* Request: Transcribe the material in full, exactly as written.

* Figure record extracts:
^^^^^^^^^^^^^^^^

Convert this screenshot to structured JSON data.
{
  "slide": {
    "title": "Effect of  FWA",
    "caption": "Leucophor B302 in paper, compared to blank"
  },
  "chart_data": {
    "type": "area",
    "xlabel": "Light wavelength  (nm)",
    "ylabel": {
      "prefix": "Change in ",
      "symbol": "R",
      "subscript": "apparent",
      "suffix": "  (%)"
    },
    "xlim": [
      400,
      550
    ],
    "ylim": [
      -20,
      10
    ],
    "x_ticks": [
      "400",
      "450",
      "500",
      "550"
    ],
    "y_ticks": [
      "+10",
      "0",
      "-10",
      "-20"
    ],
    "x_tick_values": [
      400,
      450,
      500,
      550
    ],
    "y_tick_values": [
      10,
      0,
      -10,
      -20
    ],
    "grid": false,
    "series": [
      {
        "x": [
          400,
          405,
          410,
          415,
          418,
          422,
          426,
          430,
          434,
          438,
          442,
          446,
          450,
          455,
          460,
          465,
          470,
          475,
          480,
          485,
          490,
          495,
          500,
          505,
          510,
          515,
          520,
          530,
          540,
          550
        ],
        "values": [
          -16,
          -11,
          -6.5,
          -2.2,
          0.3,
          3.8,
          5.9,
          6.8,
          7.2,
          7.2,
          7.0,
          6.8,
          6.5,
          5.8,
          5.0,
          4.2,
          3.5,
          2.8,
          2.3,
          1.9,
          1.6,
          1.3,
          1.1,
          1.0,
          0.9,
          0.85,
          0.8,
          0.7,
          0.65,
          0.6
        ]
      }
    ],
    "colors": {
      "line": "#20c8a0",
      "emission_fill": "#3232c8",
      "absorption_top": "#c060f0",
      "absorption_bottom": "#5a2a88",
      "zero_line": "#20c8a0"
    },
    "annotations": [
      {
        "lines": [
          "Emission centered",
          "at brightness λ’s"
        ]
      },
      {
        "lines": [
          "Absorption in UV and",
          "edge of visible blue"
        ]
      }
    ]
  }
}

^^^^^^^^^^^^^^^^

* Complete response:
Convert this screenshot to structured JSON data.
{
  "slide": {
    "title": "Effect of  FWA",
    "caption": "Leucophor B302 in paper, compared to blank"
  },
  "chart_data": {
    "type": "area",
    "xlabel": "Light wavelength  (nm)",
    "ylabel": {
      "prefix": "Change in ",
      "symbol": "R",
      "subscript": "apparent",
      "suffix": "  (%)"
    },
    "xlim": [
      400,
      550
    ],
    "ylim": [
      -20,
      10
    ],
    "x_ticks": [
      "400",
      "450",
      "500",
      "550"
    ],
    "y_ticks": [
      "+10",
      "0",
      "-10",
      "-20"
    ],
    "x_tick_values": [
      400,
      450,
      500,
      550
    ],
    "y_tick_values": [
      10,
      0,
      -10,
      -20
    ],
    "grid": false,
    "series": [
      {
        "x": [
          400,
          405,
          410,
          415,
          418,
          422,
          426,
          430,
          434,
          438,
          442,
          446,
          450,
          455,
          460,
          465,
          470,
          475,
          480,
          485,
          490,
          495,
          500,
          505,
          510,
          515,
          520,
          530,
          540,
          550
        ],
        "values": [
          -16,
          -11,
          -6.5,
          -2.2,
          0.3,
          3.8,
          5.9,
          6.8,
          7.2,
          7.2,
          7.0,
          6.8,
          6.5,
          5.8,
          5.0,
          4.2,
          3.5,
          2.8,
          2.3,
          1.9,
          1.6,
          1.3,
          1.1,
          1.0,
          0.9,
          0.85,
          0.8,
          0.7,
          0.65,
          0.6
        ]
      }
    ],
    "colors": {
      "line": "#20c8a0",
      "emission_fill": "#3232c8",
      "absorption_top": "#c060f0",
      "absorption_bottom": "#5a2a88",
      "zero_line": "#20c8a0"
    },
    "annotations": [
      {
        "lines": [
          "Emission centered",
          "at brightness λ’s"
        ]
      },
      {
        "lines": [
          "Absorption in UV and",
          "edge of visible blue"
        ]
      }
    ]
  }
}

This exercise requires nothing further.